§ **WHAT IS EXPECTED**
Carry none of the pictures over; write out the complete data exactly.

§ **LISTED ENTRIES**
┌──

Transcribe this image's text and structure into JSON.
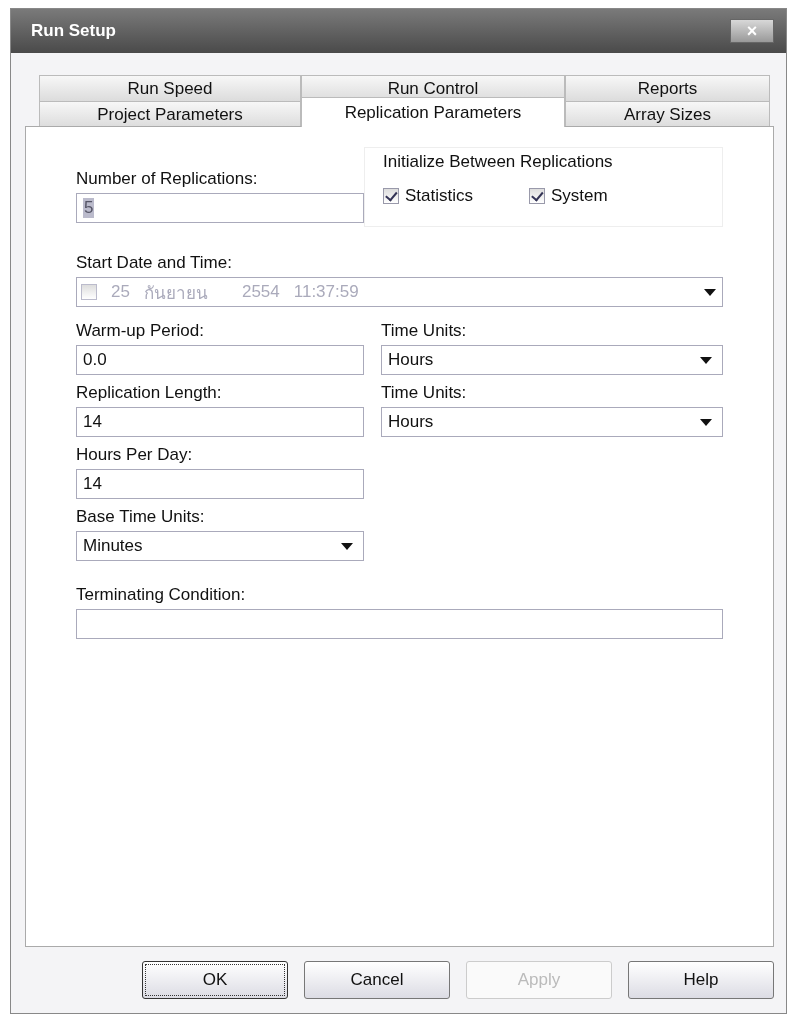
{
  "window": {
    "title": "Run Setup",
    "close": "×"
  },
  "tab_rows": [
    [
      {
        "label": "Run Speed",
        "selected": false
      },
      {
        "label": "Run Control",
        "selected": false
      },
      {
        "label": "Reports",
        "selected": false
      }
    ],
    [
      {
        "label": "Project Parameters",
        "selected": false
      },
      {
        "label": "Replication Parameters",
        "selected": true
      },
      {
        "label": "Array Sizes",
        "selected": false
      }
    ]
  ],
  "replications": {
    "label": "Number of Replications:",
    "value": "5"
  },
  "initialize": {
    "title": "Initialize Between Replications",
    "options": [
      {
        "label": "Statistics",
        "checked": true
      },
      {
        "label": "System",
        "checked": true
      }
    ]
  },
  "start": {
    "label": "Start Date and Time:",
    "checked": false,
    "day": "25",
    "month": "กันยายน",
    "year": "2554",
    "time": "11:37:59",
    "disabled": true
  },
  "warmup": {
    "label": "Warm-up Period:",
    "value": "0.0",
    "units_label": "Time Units:",
    "units": "Hours"
  },
  "length": {
    "label": "Replication Length:",
    "value": "14",
    "units_label": "Time Units:",
    "units": "Hours"
  },
  "hours_per_day": {
    "label": "Hours Per Day:",
    "value": "14"
  },
  "base_units": {
    "label": "Base Time Units:",
    "value": "Minutes"
  },
  "terminating": {
    "label": "Terminating Condition:"
  },
  "buttons": [
    {
      "label": "OK",
      "disabled": false,
      "default": true
    },
    {
      "label": "Cancel",
      "disabled": false,
      "default": false
    },
    {
      "label": "Apply",
      "disabled": true,
      "default": false
    },
    {
      "label": "Help",
      "disabled": false,
      "default": false
    }
  ]
}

└──

§ **SOLUTION**
Transcribe this image's text and structure into JSON.
{
  "window": {
    "title": "Run Setup",
    "close": "×"
  },
  "tab_rows": [
    [
      {
        "label": "Run Speed",
        "selected": false
      },
      {
        "label": "Run Control",
        "selected": false
      },
      {
        "label": "Reports",
        "selected": false
      }
    ],
    [
      {
        "label": "Project Parameters",
        "selected": false
      },
      {
        "label": "Replication Parameters",
        "selected": true
      },
      {
        "label": "Array Sizes",
        "selected": false
      }
    ]
  ],
  "replications": {
    "label": "Number of Replications:",
    "value": "5"
  },
  "initialize": {
    "title": "Initialize Between Replications",
    "options": [
      {
        "label": "Statistics",
        "checked": true
      },
      {
        "label": "System",
        "checked": true
      }
    ]
  },
  "start": {
    "label": "Start Date and Time:",
    "checked": false,
    "day": "25",
    "month": "กันยายน",
    "year": "2554",
    "time": "11:37:59",
    "disabled": true
  },
  "warmup": {
    "label": "Warm-up Period:",
    "value": "0.0",
    "units_label": "Time Units:",
    "units": "Hours"
  },
  "length": {
    "label": "Replication Length:",
    "value": "14",
    "units_label": "Time Units:",
    "units": "Hours"
  },
  "hours_per_day": {
    "label": "Hours Per Day:",
    "value": "14"
  },
  "base_units": {
    "label": "Base Time Units:",
    "value": "Minutes"
  },
  "terminating": {
    "label": "Terminating Condition:"
  },
  "buttons": [
    {
      "label": "OK",
      "disabled": false,
      "default": true
    },
    {
      "label": "Cancel",
      "disabled": false,
      "default": false
    },
    {
      "label": "Apply",
      "disabled": true,
      "default": false
    },
    {
      "label": "Help",
      "disabled": false,
      "default": false
    }
  ]
}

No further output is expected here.